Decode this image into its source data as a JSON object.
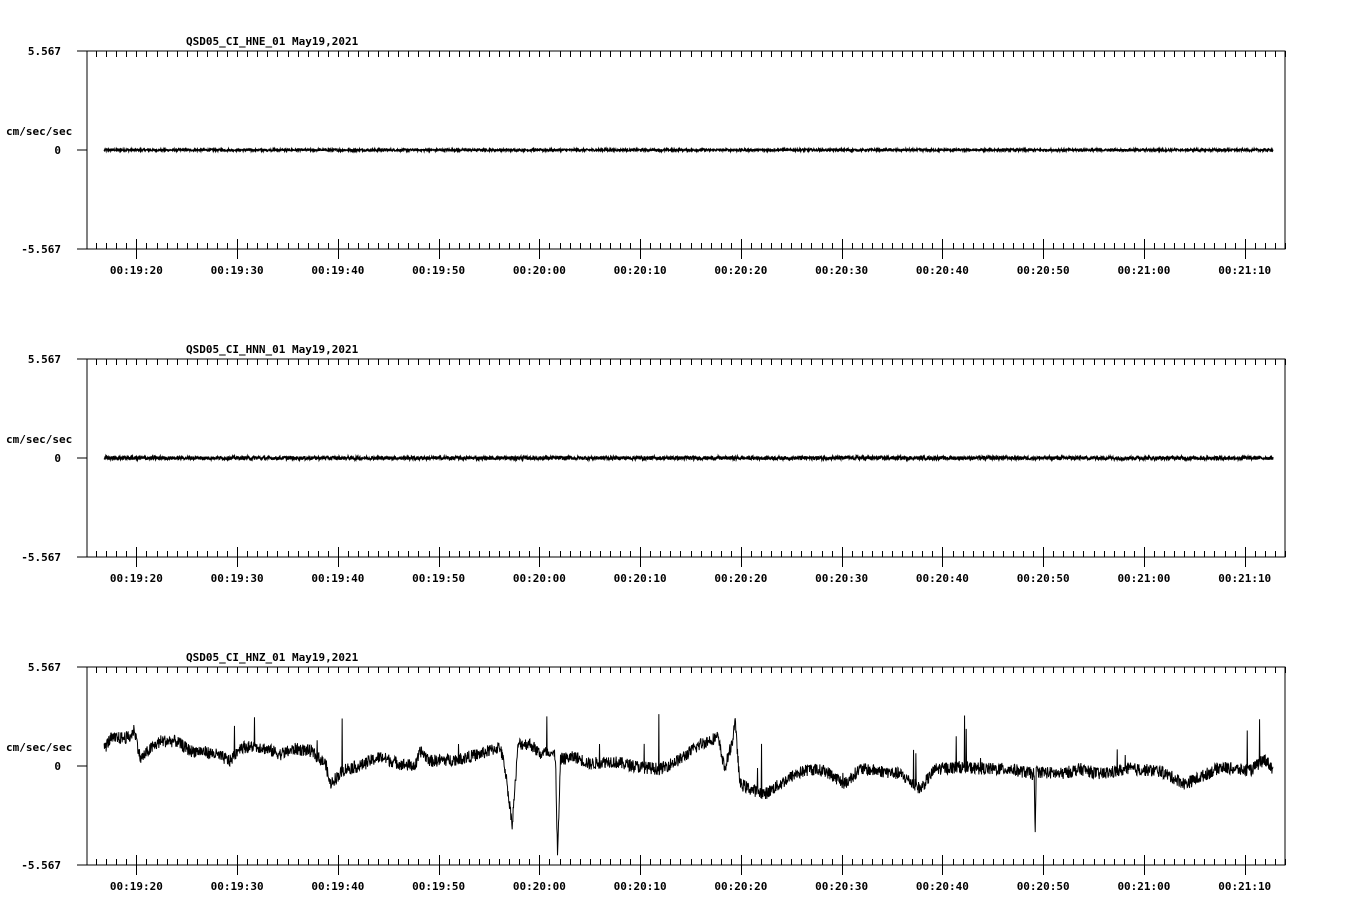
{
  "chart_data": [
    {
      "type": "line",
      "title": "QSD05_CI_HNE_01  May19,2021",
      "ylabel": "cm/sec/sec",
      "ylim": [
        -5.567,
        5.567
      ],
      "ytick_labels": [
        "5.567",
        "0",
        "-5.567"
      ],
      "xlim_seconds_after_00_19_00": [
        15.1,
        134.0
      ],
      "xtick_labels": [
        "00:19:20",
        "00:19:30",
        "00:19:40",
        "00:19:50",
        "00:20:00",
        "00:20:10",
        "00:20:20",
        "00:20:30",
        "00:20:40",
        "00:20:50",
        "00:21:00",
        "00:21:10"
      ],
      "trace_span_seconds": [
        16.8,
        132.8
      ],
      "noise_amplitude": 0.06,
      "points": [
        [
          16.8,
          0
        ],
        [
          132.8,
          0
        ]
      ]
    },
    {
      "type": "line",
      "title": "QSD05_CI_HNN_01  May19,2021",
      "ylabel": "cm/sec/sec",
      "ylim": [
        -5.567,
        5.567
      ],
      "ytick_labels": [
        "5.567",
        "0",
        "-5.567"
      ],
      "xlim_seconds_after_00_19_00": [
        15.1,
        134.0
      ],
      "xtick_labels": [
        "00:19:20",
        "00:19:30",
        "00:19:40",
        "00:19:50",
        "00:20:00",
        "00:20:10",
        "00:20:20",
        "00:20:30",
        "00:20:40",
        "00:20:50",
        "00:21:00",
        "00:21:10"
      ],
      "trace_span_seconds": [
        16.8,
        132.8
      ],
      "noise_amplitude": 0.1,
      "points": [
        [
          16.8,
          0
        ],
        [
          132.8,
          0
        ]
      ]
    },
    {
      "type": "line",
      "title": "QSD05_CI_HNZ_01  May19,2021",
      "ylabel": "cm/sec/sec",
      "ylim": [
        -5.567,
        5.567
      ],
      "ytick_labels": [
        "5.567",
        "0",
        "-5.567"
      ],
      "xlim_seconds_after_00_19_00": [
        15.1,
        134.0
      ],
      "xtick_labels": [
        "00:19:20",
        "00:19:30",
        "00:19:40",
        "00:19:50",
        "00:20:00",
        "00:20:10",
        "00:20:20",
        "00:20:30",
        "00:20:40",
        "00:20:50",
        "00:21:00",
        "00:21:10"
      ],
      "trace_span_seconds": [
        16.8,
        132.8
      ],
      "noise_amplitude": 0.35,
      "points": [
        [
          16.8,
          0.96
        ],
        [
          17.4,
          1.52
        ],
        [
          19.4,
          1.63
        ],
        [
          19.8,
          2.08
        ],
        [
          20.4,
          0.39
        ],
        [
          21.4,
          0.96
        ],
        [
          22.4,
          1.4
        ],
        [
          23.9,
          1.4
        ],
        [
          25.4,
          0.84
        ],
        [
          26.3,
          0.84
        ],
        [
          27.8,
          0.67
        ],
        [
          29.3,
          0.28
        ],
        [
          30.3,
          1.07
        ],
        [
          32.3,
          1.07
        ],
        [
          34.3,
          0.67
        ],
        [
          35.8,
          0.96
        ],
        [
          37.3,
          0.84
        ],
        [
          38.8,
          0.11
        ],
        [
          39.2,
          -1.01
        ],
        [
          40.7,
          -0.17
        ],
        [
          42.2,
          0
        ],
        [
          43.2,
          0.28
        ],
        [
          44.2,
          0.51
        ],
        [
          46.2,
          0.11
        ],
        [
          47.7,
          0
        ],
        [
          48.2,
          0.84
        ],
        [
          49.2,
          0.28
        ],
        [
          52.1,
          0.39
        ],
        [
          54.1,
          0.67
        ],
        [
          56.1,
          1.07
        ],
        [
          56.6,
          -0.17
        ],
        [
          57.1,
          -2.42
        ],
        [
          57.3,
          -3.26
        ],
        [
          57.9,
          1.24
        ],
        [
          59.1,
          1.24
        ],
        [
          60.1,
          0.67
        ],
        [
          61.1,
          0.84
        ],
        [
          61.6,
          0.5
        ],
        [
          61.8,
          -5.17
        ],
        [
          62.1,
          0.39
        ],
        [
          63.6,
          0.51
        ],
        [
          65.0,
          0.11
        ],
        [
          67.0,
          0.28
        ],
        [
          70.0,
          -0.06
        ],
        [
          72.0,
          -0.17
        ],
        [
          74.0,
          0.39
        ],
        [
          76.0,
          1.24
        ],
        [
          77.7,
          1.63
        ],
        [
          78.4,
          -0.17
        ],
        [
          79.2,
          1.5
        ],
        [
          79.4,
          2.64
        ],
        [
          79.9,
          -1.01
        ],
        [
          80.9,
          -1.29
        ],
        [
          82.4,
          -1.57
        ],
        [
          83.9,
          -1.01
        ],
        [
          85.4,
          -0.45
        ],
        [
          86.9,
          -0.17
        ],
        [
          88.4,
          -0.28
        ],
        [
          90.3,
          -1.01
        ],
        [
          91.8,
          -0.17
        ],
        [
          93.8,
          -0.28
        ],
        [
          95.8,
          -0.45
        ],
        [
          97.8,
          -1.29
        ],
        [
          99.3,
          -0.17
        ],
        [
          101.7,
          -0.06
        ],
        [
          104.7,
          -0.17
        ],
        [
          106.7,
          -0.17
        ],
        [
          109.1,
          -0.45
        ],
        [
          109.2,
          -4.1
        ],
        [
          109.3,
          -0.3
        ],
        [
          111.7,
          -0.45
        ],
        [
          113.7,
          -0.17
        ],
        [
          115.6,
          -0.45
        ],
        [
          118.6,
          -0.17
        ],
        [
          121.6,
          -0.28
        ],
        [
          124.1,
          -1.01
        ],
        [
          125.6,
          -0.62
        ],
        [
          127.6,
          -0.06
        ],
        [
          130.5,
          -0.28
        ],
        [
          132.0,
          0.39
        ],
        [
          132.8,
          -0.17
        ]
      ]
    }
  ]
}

---

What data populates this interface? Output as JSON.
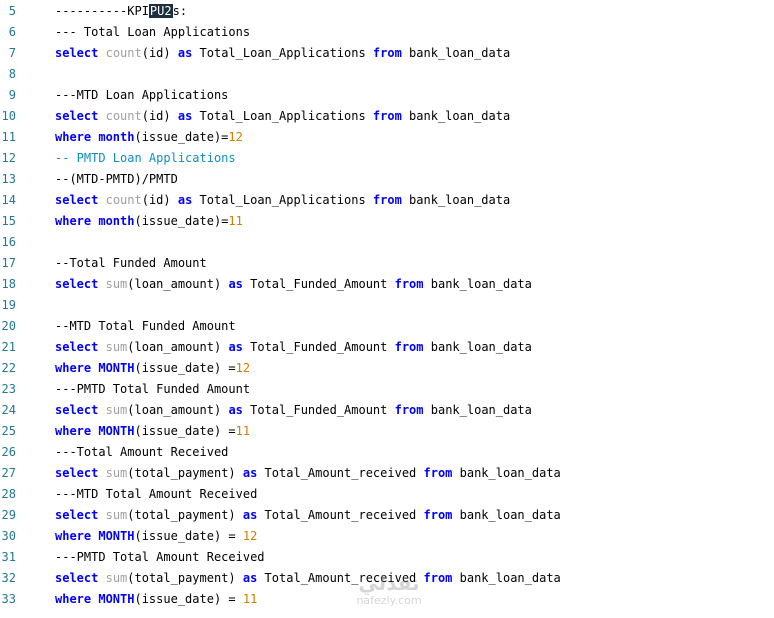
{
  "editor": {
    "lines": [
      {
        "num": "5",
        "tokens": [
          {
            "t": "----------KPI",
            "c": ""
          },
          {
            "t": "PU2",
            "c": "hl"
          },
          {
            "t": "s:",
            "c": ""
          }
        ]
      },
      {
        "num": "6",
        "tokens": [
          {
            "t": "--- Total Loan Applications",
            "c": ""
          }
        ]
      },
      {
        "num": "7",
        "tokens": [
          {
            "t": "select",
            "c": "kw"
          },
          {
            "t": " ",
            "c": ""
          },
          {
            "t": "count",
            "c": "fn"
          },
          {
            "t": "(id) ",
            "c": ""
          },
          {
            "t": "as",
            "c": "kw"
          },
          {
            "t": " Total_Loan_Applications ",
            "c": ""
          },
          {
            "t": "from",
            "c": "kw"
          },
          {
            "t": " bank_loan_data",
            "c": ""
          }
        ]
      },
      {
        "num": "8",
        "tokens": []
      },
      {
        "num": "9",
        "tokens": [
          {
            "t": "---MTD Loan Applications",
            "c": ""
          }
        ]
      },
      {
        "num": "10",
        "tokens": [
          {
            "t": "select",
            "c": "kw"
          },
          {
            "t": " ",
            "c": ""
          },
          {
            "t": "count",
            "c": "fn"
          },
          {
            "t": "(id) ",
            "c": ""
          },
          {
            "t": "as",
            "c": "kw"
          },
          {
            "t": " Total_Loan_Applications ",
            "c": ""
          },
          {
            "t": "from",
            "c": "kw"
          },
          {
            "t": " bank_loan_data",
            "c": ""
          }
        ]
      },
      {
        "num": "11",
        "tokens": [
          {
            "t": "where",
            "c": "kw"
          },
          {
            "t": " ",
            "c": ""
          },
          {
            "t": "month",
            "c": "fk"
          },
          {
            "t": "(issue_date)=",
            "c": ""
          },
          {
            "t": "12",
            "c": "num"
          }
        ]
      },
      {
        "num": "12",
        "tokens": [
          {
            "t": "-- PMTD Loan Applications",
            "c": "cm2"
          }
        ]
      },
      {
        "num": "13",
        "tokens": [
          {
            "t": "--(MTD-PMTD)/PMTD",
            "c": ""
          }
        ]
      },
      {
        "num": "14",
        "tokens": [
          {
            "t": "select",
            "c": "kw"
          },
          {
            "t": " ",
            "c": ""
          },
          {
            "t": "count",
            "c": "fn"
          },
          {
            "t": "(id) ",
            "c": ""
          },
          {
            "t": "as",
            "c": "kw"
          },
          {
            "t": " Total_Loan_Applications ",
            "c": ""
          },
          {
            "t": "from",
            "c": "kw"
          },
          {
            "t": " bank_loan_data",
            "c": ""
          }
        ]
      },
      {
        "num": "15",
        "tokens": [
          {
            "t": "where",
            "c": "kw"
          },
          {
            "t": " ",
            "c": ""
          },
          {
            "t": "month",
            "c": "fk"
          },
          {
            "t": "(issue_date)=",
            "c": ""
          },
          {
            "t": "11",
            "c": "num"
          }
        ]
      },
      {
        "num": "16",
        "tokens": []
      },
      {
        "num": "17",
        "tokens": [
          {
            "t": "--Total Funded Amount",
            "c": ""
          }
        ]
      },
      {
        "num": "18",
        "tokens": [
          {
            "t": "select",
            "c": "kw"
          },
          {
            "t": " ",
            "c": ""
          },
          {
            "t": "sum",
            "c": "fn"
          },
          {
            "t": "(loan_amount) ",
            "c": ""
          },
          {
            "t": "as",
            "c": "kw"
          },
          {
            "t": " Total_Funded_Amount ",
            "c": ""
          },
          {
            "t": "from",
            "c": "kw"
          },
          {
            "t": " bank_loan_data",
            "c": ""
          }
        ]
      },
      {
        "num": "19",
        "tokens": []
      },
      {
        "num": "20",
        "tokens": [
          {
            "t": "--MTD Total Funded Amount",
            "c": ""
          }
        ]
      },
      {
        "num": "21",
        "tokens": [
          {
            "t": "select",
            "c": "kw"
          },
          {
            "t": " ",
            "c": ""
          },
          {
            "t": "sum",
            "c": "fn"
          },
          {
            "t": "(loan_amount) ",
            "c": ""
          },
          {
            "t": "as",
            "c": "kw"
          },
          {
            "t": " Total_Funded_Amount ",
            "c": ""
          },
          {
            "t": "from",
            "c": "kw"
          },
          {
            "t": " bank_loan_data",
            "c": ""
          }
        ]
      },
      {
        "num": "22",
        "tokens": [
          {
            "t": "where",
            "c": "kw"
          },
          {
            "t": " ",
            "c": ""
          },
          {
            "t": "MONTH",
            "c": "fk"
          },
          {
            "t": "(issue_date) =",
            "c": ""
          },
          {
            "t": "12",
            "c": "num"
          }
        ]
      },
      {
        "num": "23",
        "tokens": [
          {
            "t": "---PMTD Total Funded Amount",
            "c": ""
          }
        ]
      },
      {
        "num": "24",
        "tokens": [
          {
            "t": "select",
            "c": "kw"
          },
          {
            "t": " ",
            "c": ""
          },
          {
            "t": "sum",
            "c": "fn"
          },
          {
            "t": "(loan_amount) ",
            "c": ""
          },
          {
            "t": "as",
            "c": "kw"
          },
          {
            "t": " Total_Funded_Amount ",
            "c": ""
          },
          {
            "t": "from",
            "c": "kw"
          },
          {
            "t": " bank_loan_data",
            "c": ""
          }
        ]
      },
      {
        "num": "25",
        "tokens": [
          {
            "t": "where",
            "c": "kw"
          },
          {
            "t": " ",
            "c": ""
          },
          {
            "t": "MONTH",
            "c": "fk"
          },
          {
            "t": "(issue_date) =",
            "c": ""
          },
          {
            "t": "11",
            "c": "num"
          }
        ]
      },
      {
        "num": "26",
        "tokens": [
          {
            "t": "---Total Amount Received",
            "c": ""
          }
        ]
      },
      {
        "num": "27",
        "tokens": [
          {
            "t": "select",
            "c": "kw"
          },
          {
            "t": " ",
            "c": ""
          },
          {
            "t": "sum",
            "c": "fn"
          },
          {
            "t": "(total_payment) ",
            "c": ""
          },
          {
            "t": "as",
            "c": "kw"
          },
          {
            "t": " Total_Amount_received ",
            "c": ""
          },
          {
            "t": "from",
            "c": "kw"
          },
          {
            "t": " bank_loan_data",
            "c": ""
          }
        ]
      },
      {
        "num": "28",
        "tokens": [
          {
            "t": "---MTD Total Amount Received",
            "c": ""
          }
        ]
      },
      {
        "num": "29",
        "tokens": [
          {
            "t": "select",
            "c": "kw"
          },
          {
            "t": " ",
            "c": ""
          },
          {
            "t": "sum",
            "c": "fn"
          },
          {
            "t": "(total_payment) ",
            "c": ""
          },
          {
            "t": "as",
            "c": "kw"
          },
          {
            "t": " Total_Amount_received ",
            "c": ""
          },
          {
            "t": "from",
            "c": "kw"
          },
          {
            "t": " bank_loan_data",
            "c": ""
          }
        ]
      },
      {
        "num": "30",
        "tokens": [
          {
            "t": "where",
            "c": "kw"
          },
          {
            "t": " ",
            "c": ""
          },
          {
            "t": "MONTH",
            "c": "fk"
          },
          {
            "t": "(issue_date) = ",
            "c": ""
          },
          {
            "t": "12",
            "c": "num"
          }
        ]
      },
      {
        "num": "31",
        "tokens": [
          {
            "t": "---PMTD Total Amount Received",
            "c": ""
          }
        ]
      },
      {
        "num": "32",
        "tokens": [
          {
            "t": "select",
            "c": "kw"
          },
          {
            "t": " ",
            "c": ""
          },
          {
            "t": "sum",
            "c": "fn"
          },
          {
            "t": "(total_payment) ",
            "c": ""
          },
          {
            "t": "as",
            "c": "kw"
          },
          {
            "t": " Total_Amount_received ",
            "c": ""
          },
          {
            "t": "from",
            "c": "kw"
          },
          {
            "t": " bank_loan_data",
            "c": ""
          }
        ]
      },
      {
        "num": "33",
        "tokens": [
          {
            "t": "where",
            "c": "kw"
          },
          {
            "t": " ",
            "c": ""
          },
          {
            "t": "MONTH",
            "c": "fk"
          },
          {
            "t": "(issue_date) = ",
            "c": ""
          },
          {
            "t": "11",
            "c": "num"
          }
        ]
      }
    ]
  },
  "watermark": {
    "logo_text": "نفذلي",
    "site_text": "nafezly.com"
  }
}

## DIRECTIONS
Find the word "this" in the entries, and copy every line it shows up in.

## ANSWER TO THE EXERCISE
Decode this image into its source data as a JSON object.
What data populates this interface? Output as JSON.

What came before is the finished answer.